* _AVAILABLE RECORDS_
* * * *

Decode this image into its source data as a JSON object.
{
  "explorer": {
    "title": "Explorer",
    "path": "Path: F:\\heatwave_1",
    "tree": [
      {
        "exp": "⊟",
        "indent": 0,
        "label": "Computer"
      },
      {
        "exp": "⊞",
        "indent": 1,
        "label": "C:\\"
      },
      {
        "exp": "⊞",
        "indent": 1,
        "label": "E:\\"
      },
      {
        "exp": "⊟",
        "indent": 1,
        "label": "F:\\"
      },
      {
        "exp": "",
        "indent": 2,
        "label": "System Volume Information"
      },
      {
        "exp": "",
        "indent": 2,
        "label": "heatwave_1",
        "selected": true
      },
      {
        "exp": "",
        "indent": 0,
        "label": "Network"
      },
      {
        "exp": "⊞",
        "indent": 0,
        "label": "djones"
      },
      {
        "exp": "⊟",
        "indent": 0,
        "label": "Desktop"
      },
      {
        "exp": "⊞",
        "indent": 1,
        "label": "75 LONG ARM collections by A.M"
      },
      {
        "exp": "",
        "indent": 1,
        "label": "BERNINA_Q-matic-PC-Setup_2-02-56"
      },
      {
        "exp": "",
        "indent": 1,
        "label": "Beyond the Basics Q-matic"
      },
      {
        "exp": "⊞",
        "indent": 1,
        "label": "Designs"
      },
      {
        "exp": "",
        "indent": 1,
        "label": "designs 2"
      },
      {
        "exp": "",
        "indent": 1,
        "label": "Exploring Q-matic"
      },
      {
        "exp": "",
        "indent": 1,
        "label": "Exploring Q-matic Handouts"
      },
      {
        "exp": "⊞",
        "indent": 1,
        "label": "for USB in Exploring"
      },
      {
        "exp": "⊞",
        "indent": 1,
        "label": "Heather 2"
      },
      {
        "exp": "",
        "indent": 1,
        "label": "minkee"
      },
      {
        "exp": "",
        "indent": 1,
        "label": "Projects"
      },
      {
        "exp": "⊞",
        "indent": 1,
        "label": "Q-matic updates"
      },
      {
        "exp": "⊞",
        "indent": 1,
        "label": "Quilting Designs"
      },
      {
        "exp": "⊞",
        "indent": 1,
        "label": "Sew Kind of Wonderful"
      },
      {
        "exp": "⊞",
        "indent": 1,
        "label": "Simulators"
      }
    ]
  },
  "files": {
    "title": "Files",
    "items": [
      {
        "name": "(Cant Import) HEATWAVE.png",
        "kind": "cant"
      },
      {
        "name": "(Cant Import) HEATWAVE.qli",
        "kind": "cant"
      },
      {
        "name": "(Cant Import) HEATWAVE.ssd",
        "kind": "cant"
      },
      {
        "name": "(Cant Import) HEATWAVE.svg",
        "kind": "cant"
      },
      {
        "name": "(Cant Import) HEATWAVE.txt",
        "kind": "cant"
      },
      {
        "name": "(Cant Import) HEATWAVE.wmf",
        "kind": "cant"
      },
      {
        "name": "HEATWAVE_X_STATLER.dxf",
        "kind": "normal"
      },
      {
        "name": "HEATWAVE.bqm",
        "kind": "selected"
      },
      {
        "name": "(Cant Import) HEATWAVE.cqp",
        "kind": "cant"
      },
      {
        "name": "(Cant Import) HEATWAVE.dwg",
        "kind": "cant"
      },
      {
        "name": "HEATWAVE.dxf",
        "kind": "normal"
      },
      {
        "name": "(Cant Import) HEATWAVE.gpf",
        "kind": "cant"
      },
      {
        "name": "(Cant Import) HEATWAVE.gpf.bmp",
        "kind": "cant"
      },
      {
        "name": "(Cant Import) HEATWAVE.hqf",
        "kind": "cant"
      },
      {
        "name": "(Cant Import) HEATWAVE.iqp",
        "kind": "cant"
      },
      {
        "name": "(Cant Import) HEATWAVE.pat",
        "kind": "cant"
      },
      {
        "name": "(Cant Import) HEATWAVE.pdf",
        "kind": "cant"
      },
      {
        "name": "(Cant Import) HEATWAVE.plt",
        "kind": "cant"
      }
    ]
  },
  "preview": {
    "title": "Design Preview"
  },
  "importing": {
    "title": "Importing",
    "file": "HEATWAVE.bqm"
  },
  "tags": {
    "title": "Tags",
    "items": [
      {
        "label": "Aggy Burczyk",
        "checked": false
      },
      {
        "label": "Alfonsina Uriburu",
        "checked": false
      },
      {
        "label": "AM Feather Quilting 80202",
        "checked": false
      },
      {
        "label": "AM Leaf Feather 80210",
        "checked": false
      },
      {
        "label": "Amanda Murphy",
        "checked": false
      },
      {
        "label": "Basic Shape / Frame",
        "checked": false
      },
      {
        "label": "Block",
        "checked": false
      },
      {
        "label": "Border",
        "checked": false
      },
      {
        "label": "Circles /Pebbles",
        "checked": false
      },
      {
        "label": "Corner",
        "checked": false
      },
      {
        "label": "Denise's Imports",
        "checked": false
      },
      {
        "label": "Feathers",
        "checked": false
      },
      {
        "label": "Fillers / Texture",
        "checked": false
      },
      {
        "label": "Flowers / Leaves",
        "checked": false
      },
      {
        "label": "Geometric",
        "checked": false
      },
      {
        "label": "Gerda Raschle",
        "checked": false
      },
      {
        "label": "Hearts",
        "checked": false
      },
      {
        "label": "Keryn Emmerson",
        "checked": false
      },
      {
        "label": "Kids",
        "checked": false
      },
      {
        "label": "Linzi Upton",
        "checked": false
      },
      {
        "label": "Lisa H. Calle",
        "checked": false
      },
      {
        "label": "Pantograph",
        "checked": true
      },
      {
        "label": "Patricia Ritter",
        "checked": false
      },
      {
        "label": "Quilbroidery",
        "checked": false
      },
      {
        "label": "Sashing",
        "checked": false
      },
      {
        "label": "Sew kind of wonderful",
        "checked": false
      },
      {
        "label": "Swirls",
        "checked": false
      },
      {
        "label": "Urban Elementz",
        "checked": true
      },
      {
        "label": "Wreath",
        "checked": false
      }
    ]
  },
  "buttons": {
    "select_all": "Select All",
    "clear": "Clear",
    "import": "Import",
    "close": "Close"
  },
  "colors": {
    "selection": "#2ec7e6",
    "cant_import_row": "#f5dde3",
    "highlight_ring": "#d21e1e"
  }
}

* * * *

* _GIVEN REQUEST_
Search the data for the string "Exploring" and copy each line where it appears.

* _SOLUTION FOR THIS EXERCISE_
        "label": "Exploring Q-matic"
        "label": "Exploring Q-matic Handouts"
        "label": "for USB in Exploring"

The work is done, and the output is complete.